● **Exercice**
Dans l'arrêt du Conseil d'État sur les sonneries de cloches, recopiez le passage qui va de "Cons. que, par" à "pouvoir;… (Arrêté annulé).".

● **Texte à analyser**

━━━

Conseil d’Etat, 9 mai 1913, Abbé Grenier, requête numéro 49339, rec. p. 522






Vu LA REQUÊTE présentée par le sieur Grenier, curé de Saint-Vaast-la-Hougue (Manche), tendant à ce qu’il plaise au Conseil annuler un arrêté, en date du 16 juill. 1911, par lequel le maire de Saint-Vaast-la-Hougue a réglemente les sonneries de cloches ;

Vu (les lois des 13 avril 1900, art. 24 ; 9 décembre 1905 ; le décret du 16 mars 1906; les lois des 24 mai 1872 ; 5 avr. 1884 et 2 janv 1907) ;

Sur la fin de non-recevoir tirée de la tardiveté de la requête : – Cons. que le ministre de l’Intérieur soutient que l’arrêté attaqué, qui est un arrêté général et réglementaire, a été publié le 13 août 1911 à son de caisse dans la commune et affiché le lendemain aux lieux accoutumés et que la requête du sieur Grenier, qui n’a été enregistrée au secrétariat du contentieux du Conseil d’Etat que le 13 juill. 1912, aurait été tardivement présentée ;

Mais cons. qu’il résulte de l’instruction que, non seulement l’acte de publication, prévu par l’art. 96 de la loi du 5 avr. 1884, n’a pas été transcrit sur le registre des arrêtés municipaux tenu à la mairie, mais que ledit acte lui-même n’a pu être représenté; que les certificats produits par le maire de Saint-Vaast-la-Hougue et dressés plus d’un an après la date de la publication indiquée dans la dépêche ministérielle ne sont pas de nature à faire la preuve de l’accomplissement des formalités prescrites par l’article précité de la loi du 5 avr. 1884; qu’ainsi, il n’est pas établi que la requête du sieur Grenier ait été présentée plus de deux mois après la publication de l’arrêté du 17 juill. 1911; que, dès lors, elle est recevable;

Au fond ; — Cons. que l’art. 27 de la loi du 9 déc. 1905, en renvoyant à un règlement d’administration publique le soin de déterminer les conditions et les cas dans lesquels les sonneries civiles pourraient avoir lieu, a entendu maintenir aux cloches des églises leur affectation principale au service du culte;

Cons. qu’aux termes de l’art. 51 du décret du 16 mars 1906, portant règlement d’administration publique pour l’exécution de la loi du 9 déc. 1905, les cloches des édifices servant à l’exercice public du culte peuvent être employées aux sonneries civiles dans les cas de péril commun qui exigent un prompt secours et, en outre, être utilisées dans les circonstances où cet emploi est prescrit par les dispositions de lois ou de règlements ou autorisé par les usages locaux;

Cons. que les usages locaux auxquels se réfère le règlement visent exclusivement les sonneries d’ordre civil;

Cons. que, par son arrêté du 17 juill. 1911, le maire de Saint-Vaast-la-Hougue a décidé que des sonneries civiles auraient lieu au moment de l’ouverture et à celui de la fermeture du scrutin les jours d’élections et au moment de l’ouverture des séances du conseil municipal; que ces dispositions confèrent à l’autorité municipale le droit de faire procéder à des sonneries de cloches dans des circonstances ne rentrant dans aucune des catégories prévues par l’art. 51 du décret du 16 mars 1906; qu’il n’est justifié d’aucun usage local, antérieur à la loi du 9 déc. 1905, autorisant lesdites sonneries; que, dès lors, le requérant est fondé à soutenir que l’arrêté attaqué est entaché d’excès de pouvoir;… (Arrêté annulé).

━━━

● **Documents sources**
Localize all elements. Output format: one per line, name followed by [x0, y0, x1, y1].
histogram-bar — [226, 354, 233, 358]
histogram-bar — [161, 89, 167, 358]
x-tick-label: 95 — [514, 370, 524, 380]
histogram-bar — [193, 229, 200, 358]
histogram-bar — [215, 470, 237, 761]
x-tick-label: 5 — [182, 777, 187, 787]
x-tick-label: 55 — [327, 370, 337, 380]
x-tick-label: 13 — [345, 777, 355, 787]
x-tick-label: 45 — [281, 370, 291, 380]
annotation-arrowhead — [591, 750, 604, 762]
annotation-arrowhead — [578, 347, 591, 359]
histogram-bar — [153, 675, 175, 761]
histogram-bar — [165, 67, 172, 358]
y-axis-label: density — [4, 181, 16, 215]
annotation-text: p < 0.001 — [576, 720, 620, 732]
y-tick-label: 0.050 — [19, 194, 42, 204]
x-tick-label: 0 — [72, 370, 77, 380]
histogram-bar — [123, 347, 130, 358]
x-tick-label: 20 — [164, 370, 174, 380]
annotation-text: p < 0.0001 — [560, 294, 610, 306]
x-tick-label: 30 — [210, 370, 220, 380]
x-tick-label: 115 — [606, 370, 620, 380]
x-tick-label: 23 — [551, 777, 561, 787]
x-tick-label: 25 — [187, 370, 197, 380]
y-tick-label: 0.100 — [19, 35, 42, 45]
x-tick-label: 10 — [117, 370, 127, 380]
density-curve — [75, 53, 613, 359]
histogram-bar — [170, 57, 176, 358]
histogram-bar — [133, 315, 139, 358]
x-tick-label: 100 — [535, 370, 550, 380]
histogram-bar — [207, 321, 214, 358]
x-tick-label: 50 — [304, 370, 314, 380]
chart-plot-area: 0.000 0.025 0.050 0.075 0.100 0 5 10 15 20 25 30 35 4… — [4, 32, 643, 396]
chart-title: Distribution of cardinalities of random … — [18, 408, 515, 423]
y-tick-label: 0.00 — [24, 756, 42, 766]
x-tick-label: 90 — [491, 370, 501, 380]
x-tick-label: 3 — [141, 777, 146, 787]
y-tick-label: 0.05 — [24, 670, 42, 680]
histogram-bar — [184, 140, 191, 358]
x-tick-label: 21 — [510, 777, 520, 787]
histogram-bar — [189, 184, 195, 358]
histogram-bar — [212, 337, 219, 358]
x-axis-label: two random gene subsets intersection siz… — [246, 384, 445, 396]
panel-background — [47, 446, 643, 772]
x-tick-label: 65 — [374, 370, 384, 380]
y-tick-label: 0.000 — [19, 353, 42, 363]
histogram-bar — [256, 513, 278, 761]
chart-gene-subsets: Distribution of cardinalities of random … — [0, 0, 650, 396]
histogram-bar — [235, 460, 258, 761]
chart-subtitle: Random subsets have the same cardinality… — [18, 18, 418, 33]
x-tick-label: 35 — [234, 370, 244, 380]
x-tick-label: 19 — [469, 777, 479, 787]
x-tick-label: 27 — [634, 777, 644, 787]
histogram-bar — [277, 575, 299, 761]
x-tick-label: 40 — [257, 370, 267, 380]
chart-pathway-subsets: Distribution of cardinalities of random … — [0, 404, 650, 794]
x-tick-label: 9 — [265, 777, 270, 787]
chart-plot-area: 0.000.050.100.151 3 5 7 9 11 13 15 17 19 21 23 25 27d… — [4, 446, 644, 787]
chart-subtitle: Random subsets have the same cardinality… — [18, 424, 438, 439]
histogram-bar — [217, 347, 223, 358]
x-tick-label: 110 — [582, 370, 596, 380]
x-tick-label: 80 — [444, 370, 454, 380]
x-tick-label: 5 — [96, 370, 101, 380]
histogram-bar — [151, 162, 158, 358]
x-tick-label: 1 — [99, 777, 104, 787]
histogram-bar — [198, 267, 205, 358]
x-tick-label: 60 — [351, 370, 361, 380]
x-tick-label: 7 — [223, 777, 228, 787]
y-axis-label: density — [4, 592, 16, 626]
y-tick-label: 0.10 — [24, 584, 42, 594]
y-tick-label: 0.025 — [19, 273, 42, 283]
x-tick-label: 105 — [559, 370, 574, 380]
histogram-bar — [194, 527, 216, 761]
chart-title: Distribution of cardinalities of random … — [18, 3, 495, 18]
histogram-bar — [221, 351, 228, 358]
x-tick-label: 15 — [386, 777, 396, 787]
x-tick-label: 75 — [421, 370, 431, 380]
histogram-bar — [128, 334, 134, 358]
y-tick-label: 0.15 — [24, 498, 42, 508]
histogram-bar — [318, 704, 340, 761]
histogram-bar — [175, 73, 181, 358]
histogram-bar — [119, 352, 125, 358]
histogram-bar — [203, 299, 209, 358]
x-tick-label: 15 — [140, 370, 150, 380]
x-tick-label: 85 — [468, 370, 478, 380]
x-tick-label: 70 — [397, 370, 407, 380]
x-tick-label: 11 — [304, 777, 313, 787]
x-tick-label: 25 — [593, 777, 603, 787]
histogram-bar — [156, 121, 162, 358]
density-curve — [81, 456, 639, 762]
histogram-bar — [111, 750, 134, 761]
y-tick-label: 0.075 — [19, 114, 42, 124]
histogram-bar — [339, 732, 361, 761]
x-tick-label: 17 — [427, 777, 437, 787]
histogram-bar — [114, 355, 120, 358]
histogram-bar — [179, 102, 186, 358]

━━━

● **Corrigé**
Cons. que, par son arrêté du 17 juill. 1911, le maire de Saint-Vaast-la-Hougue a décidé que des sonneries civiles auraient lieu au moment de l’ouverture et à celui de la fermeture du scrutin les jours d’élections et au moment de l’ouverture des séances du conseil municipal; que ces dispositions confèrent à l’autorité municipale le droit de faire procéder à des sonneries de cloches dans des circonstances ne rentrant dans aucune des catégories prévues par l’art. 51 du décret du 16 mars 1906; qu’il n’est justifié d’aucun usage local, antérieur à la loi du 9 déc. 1905, autorisant lesdites sonneries; que, dès lors, le requérant est fondé à soutenir que l’arrêté attaqué est entaché d’excès de pouvoir;… (Arrêté annulé).